**TASK:** Your reply should be one number: the count of lines holding the word "города".

## START DATA RECORDS

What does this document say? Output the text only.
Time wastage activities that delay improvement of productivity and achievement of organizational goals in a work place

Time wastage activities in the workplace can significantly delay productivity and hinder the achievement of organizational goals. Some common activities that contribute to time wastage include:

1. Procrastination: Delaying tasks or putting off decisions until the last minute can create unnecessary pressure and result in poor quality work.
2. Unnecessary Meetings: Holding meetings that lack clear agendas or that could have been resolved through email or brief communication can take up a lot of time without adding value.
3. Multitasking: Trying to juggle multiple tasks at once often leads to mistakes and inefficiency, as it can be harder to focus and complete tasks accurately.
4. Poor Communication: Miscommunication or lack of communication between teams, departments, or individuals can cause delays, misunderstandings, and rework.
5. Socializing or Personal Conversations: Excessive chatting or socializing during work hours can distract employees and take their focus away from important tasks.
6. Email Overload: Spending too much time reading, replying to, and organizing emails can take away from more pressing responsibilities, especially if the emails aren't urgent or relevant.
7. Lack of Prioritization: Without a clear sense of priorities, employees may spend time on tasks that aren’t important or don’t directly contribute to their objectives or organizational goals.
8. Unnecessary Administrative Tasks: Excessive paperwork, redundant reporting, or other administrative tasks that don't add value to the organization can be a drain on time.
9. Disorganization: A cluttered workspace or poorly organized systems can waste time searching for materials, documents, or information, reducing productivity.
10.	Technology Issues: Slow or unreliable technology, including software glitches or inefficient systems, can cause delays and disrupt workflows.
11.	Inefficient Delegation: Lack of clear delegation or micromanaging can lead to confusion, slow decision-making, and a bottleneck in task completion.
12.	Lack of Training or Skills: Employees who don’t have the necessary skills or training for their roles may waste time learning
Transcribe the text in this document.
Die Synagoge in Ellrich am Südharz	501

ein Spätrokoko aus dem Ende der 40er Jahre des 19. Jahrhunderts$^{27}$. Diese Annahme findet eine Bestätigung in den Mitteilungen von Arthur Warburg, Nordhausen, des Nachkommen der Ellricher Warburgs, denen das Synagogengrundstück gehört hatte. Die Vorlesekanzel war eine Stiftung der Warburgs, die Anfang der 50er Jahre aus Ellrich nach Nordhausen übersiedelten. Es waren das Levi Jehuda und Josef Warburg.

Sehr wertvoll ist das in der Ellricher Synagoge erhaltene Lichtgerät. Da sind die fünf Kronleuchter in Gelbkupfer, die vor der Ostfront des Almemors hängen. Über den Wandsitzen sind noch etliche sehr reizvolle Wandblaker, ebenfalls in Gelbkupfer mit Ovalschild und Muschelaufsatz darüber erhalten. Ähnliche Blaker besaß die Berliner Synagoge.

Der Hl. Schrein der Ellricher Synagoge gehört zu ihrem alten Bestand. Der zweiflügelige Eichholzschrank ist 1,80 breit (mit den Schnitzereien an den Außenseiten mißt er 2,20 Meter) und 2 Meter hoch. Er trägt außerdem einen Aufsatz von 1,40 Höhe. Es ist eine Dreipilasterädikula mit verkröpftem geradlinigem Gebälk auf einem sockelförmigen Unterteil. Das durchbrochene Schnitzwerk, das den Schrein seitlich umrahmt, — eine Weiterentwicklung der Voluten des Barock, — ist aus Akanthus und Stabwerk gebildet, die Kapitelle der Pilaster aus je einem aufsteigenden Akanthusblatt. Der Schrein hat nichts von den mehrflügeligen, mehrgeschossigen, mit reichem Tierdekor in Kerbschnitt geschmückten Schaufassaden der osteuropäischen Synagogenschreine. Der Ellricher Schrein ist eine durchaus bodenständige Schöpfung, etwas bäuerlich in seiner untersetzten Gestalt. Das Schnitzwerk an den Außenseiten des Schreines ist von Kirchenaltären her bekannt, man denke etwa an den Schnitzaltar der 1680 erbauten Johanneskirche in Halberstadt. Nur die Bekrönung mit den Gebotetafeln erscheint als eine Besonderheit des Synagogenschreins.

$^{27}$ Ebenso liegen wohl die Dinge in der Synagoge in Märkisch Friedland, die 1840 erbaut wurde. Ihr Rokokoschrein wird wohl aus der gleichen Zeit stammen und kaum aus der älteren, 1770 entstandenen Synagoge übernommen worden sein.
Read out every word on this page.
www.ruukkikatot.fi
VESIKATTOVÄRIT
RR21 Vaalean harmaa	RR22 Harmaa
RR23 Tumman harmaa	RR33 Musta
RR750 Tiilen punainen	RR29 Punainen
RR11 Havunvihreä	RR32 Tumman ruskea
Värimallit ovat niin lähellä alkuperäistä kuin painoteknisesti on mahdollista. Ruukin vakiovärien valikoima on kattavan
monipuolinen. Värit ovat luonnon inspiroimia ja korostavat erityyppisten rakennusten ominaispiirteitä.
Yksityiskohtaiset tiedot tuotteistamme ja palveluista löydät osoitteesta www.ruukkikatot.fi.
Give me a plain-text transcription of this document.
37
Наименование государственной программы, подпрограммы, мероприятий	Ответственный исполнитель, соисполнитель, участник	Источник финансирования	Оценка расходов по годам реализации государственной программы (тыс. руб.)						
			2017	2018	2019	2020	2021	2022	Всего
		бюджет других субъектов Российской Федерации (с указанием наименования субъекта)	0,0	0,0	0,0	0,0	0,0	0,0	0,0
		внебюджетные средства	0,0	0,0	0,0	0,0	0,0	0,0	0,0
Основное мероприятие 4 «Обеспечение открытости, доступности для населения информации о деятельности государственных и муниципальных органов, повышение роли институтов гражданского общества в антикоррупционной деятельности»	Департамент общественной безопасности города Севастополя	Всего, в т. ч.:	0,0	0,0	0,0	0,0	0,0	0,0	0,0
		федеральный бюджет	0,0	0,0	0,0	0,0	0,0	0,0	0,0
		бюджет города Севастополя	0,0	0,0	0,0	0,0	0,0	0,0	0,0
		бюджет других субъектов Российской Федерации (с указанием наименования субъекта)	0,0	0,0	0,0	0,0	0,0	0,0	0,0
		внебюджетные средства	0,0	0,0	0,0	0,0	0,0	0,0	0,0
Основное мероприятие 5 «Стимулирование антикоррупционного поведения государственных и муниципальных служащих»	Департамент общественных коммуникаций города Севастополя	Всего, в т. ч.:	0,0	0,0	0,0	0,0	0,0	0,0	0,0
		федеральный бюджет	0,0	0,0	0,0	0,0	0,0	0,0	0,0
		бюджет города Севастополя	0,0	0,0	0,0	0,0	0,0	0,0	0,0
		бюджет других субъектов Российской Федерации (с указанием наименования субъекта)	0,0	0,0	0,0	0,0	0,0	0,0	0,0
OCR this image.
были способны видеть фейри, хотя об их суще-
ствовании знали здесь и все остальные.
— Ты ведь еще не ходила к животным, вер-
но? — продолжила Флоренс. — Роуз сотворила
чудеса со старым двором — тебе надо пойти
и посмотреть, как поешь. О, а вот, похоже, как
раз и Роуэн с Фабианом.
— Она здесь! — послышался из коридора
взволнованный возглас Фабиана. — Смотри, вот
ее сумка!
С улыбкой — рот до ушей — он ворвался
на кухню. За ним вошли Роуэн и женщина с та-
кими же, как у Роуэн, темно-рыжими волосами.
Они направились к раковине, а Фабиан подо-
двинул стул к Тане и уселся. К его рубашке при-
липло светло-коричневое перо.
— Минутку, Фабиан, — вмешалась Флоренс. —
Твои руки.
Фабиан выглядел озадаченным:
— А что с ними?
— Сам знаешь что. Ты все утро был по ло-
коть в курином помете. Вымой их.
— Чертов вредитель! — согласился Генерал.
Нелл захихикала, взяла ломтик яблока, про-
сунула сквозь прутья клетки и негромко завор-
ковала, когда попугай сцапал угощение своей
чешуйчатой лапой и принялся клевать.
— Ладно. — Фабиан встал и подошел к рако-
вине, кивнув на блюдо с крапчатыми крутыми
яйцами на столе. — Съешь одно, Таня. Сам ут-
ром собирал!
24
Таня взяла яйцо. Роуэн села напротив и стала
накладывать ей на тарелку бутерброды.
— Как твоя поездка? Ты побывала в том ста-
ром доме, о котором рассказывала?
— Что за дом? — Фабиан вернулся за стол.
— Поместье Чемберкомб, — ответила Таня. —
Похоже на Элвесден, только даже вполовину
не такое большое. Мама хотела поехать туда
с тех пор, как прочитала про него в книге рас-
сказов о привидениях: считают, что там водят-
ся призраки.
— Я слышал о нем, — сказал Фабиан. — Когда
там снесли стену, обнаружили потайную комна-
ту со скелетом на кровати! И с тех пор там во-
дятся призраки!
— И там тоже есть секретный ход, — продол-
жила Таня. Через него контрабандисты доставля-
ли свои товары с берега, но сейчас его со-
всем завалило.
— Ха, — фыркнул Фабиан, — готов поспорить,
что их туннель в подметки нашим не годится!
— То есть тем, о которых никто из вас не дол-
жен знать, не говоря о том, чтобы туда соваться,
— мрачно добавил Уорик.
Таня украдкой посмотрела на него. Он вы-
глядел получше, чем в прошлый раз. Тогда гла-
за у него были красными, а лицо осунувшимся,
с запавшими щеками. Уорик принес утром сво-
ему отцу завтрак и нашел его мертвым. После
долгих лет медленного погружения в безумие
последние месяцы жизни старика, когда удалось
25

## END DATA RECORDS

**EXERCISE ANSWER:** 4